> **DOCUMENT**
La Cour de cassation rejette cette prétention, en s’appuyant sur deux constats essentiels :

  • Le local commercial loué ne constitue qu’une fraction de l’immeuble vendu,
  • La vente porte sur l’immeuble dans son ensemble, et non sur le seul local pris à bail.

Ainsi, peu importe que le local commercial soit le seul de l’immeuble, dès lors qu’il est intégré à une unité foncière plus large. Ce qui compte, ce n’est pas le nombre de baux, mais l’objet même de la vente : si celle-ci couvre plus que le local loué, le droit de préférence est écarté.

4. Une jurisprudence constante : la cohérence de l’exception

L’arrêt du 19 juin 2025 s’inscrit dans une jurisprudence constante de la Cour de cassation qui a, à plusieurs reprises, précisé la portée du droit de préférence du locataire commercial.

Déjà, dans des décisions antérieures (notamment Cass. 3e civ., 28 juin 2018, n° 17-18.158), la Haute juridiction avait jugé que ce droit ne s’applique pas lorsque la vente porte sur plus qu’un seul local, c’est-à-dire sur un ensemble immobilier indivisible, même si le local commercial y est prépondérant.

> **CONSIGNE DONNÉE A**
Dans le document sur le droit de préférence du locataire commercial, quelle décision antérieure est citée comme exemple de la jurisprudence constante de la Cour de cassation ?
> **CONSIGNE DONNÉE B**
D'après le document, pourquoi la Cour de cassation écarte-t-elle le droit de préférence du locataire alors que le local commercial est le seul de l'immeuble ? Répondez en une à trois phrases.

> **DONNÉES FOURNIES**
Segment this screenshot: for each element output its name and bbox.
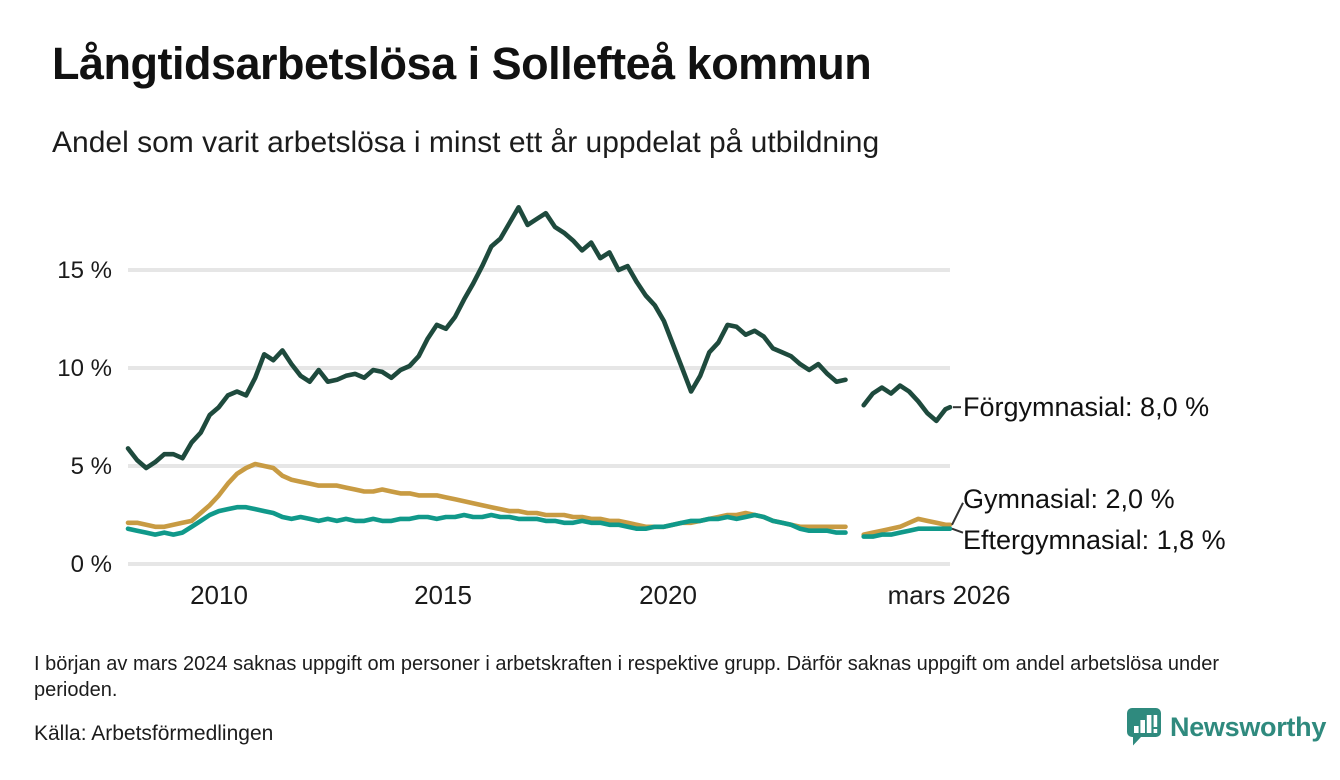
leader-line-eftergymnasial: [951, 527, 964, 534]
y-tick-5: 5 %: [70, 453, 112, 480]
series-line-0: [125, 205, 848, 471]
x-tick-2015: 2015: [414, 580, 472, 610]
x-tick-mars-2026: mars 2026: [887, 580, 1011, 610]
source-line: Källa: Arbetsförmedlingen: [34, 722, 274, 745]
page-subtitle: Andel som varit arbetslösa i minst ett å…: [52, 126, 880, 159]
newsworthy-logo: Newsworthy: [1127, 708, 1326, 746]
series-line-0: [861, 383, 953, 424]
series-label-forgymnasial: Förgymnasial: 8,0 %: [963, 392, 1210, 422]
newsworthy-wordmark: Newsworthy: [1170, 711, 1327, 742]
newsworthy-mark-icon: [1127, 708, 1161, 746]
x-tick-2020: 2020: [639, 580, 697, 610]
series-line-2: [125, 504, 848, 537]
chart-footnote: I början av mars 2024 saknas uppgift om …: [34, 653, 1220, 701]
series-label-eftergymnasial: Eftergymnasial: 1,8 %: [963, 525, 1226, 555]
y-tick-0: 0 %: [70, 551, 112, 578]
y-tick-10: 10 %: [57, 355, 112, 382]
y-tick-15: 15 %: [57, 257, 112, 284]
x-tick-2010: 2010: [190, 580, 248, 610]
leader-line-gymnasial: [951, 502, 964, 526]
series-line-2: [861, 526, 953, 539]
series-label-gymnasial: Gymnasial: 2,0 %: [963, 484, 1175, 514]
series-line-1: [861, 516, 953, 537]
page-title: Långtidsarbetslösa i Sollefteå kommun: [52, 38, 872, 89]
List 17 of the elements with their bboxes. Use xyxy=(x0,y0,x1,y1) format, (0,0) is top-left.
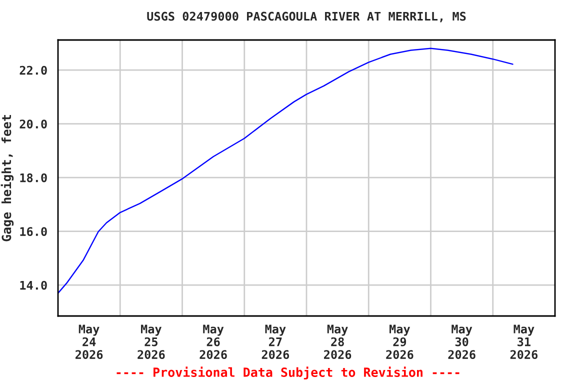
x-tick-label: May 26 2026 xyxy=(200,324,227,360)
text: ---- Provisional Data Subject to Revision ---- xyxy=(116,366,460,380)
x-tick-label: May 28 2026 xyxy=(324,324,352,360)
line-series xyxy=(58,48,514,294)
chart-title: USGS 02479000 PASCAGOULA RIVER AT MERRILL, MS xyxy=(147,12,466,22)
x-tick-label: May 24 2026 xyxy=(76,324,103,360)
x-tick-label: May 25 2026 xyxy=(138,324,165,360)
y-tick-label: 14.0 xyxy=(20,280,47,290)
x-tick-label: May 29 2026 xyxy=(386,324,414,360)
y-tick-label: 22.0 xyxy=(20,66,47,75)
y-tick-label: 18.0 xyxy=(20,173,47,182)
x-tick-label: May 31 2026 xyxy=(510,324,538,360)
y-tick-label: 16.0 xyxy=(20,227,47,236)
x-tick-label: May 27 2026 xyxy=(262,324,290,360)
y-axis-title: Gage height, feet xyxy=(0,115,14,242)
y-tick-label: 20.0 xyxy=(20,120,47,128)
x-tick-label: May 30 2026 xyxy=(448,324,476,360)
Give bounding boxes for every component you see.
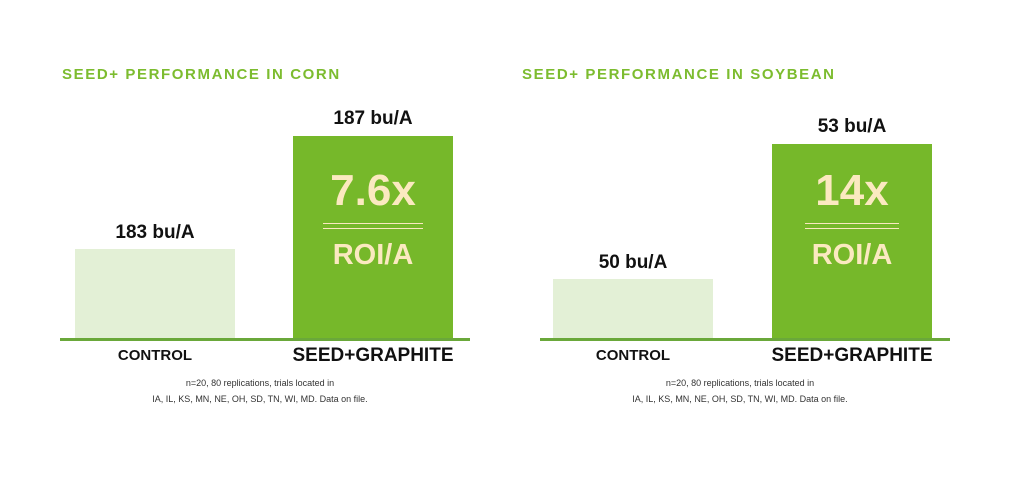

> **RÉPONSE COMPLÈTE A**
L'arrêt Cass. 3e civ., 28 juin 2018, n° 17-18.158.

> **RÉPONSE COMPLÈTE B**
Le local loué n'est qu'une fraction de l'immeuble vendu, et la vente porte sur l'immeuble dans son ensemble, non sur le seul local pris à bail. Ce qui compte est l'objet même de la vente : dès lors qu'elle couvre plus que le local loué, le droit de préférence est écarté.